— START OF Information shown —

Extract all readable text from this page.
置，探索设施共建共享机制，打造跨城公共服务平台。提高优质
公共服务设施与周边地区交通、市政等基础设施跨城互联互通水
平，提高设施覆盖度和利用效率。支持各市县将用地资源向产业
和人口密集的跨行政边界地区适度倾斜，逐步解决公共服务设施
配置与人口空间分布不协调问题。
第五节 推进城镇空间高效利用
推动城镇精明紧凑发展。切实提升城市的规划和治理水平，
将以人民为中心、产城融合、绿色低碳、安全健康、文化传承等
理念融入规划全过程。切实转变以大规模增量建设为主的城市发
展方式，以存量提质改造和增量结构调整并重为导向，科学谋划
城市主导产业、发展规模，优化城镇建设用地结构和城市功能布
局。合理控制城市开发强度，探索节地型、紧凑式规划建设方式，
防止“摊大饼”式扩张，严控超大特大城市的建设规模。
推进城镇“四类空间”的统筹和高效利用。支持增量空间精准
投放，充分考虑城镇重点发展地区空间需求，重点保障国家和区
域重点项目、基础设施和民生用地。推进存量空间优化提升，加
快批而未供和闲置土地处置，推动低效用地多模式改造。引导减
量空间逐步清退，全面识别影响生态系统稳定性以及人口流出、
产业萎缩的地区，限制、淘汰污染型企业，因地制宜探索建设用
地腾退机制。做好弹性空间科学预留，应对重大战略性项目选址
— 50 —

— END OF Information shown —

(Instruction)
Please reproduce all of the entries exactly as they stand.

(Result)
Extract all readable text from this page.
置，探索设施共建共享机制，打造跨城公共服务平台。提高优质
公共服务设施与周边地区交通、市政等基础设施跨城互联互通水
平，提高设施覆盖度和利用效率。支持各市县将用地资源向产业
和人口密集的跨行政边界地区适度倾斜，逐步解决公共服务设施
配置与人口空间分布不协调问题。
第五节 推进城镇空间高效利用
推动城镇精明紧凑发展。切实提升城市的规划和治理水平，
将以人民为中心、产城融合、绿色低碳、安全健康、文化传承等
理念融入规划全过程。切实转变以大规模增量建设为主的城市发
展方式，以存量提质改造和增量结构调整并重为导向，科学谋划
城市主导产业、发展规模，优化城镇建设用地结构和城市功能布
局。合理控制城市开发强度，探索节地型、紧凑式规划建设方式，
防止“摊大饼”式扩张，严控超大特大城市的建设规模。
推进城镇“四类空间”的统筹和高效利用。支持增量空间精准
投放，充分考虑城镇重点发展地区空间需求，重点保障国家和区
域重点项目、基础设施和民生用地。推进存量空间优化提升，加
快批而未供和闲置土地处置，推动低效用地多模式改造。引导减
量空间逐步清退，全面识别影响生态系统稳定性以及人口流出、
产业萎缩的地区，限制、淘汰污染型企业，因地制宜探索建设用
地腾退机制。做好弹性空间科学预留，应对重大战略性项目选址
— 50 —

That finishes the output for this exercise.